[START]
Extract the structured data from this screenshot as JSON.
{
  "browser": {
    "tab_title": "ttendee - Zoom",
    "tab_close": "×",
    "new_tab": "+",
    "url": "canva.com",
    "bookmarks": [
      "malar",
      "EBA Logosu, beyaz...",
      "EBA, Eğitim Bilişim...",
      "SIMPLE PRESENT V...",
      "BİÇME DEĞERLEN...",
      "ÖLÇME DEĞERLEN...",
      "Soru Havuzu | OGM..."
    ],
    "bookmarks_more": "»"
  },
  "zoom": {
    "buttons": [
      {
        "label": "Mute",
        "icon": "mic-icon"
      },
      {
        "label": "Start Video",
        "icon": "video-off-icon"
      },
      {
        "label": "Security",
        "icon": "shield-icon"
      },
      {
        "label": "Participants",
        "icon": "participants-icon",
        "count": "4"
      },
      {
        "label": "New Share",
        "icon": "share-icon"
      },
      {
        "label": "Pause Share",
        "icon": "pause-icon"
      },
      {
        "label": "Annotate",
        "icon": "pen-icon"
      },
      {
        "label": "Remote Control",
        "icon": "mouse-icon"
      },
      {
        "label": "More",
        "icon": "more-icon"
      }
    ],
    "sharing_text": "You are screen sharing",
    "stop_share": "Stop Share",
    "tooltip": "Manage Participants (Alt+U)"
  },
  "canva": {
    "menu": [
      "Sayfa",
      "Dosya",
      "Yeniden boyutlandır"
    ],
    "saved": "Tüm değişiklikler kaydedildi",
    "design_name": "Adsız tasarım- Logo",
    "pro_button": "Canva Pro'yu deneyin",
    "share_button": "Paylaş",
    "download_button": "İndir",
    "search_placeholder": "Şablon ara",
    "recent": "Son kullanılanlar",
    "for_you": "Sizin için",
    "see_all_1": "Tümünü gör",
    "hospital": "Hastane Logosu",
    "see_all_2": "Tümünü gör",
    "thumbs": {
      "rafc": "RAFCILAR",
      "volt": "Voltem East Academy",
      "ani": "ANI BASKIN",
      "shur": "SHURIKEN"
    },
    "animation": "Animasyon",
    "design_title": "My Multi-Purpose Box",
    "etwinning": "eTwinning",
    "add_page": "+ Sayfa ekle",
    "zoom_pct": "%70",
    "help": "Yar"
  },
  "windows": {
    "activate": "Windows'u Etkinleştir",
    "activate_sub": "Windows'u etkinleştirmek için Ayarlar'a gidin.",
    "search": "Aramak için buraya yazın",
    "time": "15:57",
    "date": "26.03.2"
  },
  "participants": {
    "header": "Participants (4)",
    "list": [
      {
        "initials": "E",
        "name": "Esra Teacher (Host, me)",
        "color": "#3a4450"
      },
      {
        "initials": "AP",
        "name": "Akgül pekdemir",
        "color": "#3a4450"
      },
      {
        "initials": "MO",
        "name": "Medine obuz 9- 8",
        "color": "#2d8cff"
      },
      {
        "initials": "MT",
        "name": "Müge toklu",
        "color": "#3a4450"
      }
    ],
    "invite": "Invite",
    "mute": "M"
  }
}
[END]
Exercise directions
Would you write down every record again, exactly?

Problem solution
Extract the structured data from this screenshot as JSON.
{
  "browser": {
    "tab_title": "ttendee - Zoom",
    "tab_close": "×",
    "new_tab": "+",
    "url": "canva.com",
    "bookmarks": [
      "malar",
      "EBA Logosu, beyaz...",
      "EBA, Eğitim Bilişim...",
      "SIMPLE PRESENT V...",
      "BİÇME DEĞERLEN...",
      "ÖLÇME DEĞERLEN...",
      "Soru Havuzu | OGM..."
    ],
    "bookmarks_more": "»"
  },
  "zoom": {
    "buttons": [
      {
        "label": "Mute",
        "icon": "mic-icon"
      },
      {
        "label": "Start Video",
        "icon": "video-off-icon"
      },
      {
        "label": "Security",
        "icon": "shield-icon"
      },
      {
        "label": "Participants",
        "icon": "participants-icon",
        "count": "4"
      },
      {
        "label": "New Share",
        "icon": "share-icon"
      },
      {
        "label": "Pause Share",
        "icon": "pause-icon"
      },
      {
        "label": "Annotate",
        "icon": "pen-icon"
      },
      {
        "label": "Remote Control",
        "icon": "mouse-icon"
      },
      {
        "label": "More",
        "icon": "more-icon"
      }
    ],
    "sharing_text": "You are screen sharing",
    "stop_share": "Stop Share",
    "tooltip": "Manage Participants (Alt+U)"
  },
  "canva": {
    "menu": [
      "Sayfa",
      "Dosya",
      "Yeniden boyutlandır"
    ],
    "saved": "Tüm değişiklikler kaydedildi",
    "design_name": "Adsız tasarım- Logo",
    "pro_button": "Canva Pro'yu deneyin",
    "share_button": "Paylaş",
    "download_button": "İndir",
    "search_placeholder": "Şablon ara",
    "recent": "Son kullanılanlar",
    "for_you": "Sizin için",
    "see_all_1": "Tümünü gör",
    "hospital": "Hastane Logosu",
    "see_all_2": "Tümünü gör",
    "thumbs": {
      "rafc": "RAFCILAR",
      "volt": "Voltem East Academy",
      "ani": "ANI BASKIN",
      "shur": "SHURIKEN"
    },
    "animation": "Animasyon",
    "design_title": "My Multi-Purpose Box",
    "etwinning": "eTwinning",
    "add_page": "+ Sayfa ekle",
    "zoom_pct": "%70",
    "help": "Yar"
  },
  "windows": {
    "activate": "Windows'u Etkinleştir",
    "activate_sub": "Windows'u etkinleştirmek için Ayarlar'a gidin.",
    "search": "Aramak için buraya yazın",
    "time": "15:57",
    "date": "26.03.2"
  },
  "participants": {
    "header": "Participants (4)",
    "list": [
      {
        "initials": "E",
        "name": "Esra Teacher (Host, me)",
        "color": "#3a4450"
      },
      {
        "initials": "AP",
        "name": "Akgül pekdemir",
        "color": "#3a4450"
      },
      {
        "initials": "MO",
        "name": "Medine obuz 9- 8",
        "color": "#2d8cff"
      },
      {
        "initials": "MT",
        "name": "Müge toklu",
        "color": "#3a4450"
      }
    ],
    "invite": "Invite",
    "mute": "M"
  }
}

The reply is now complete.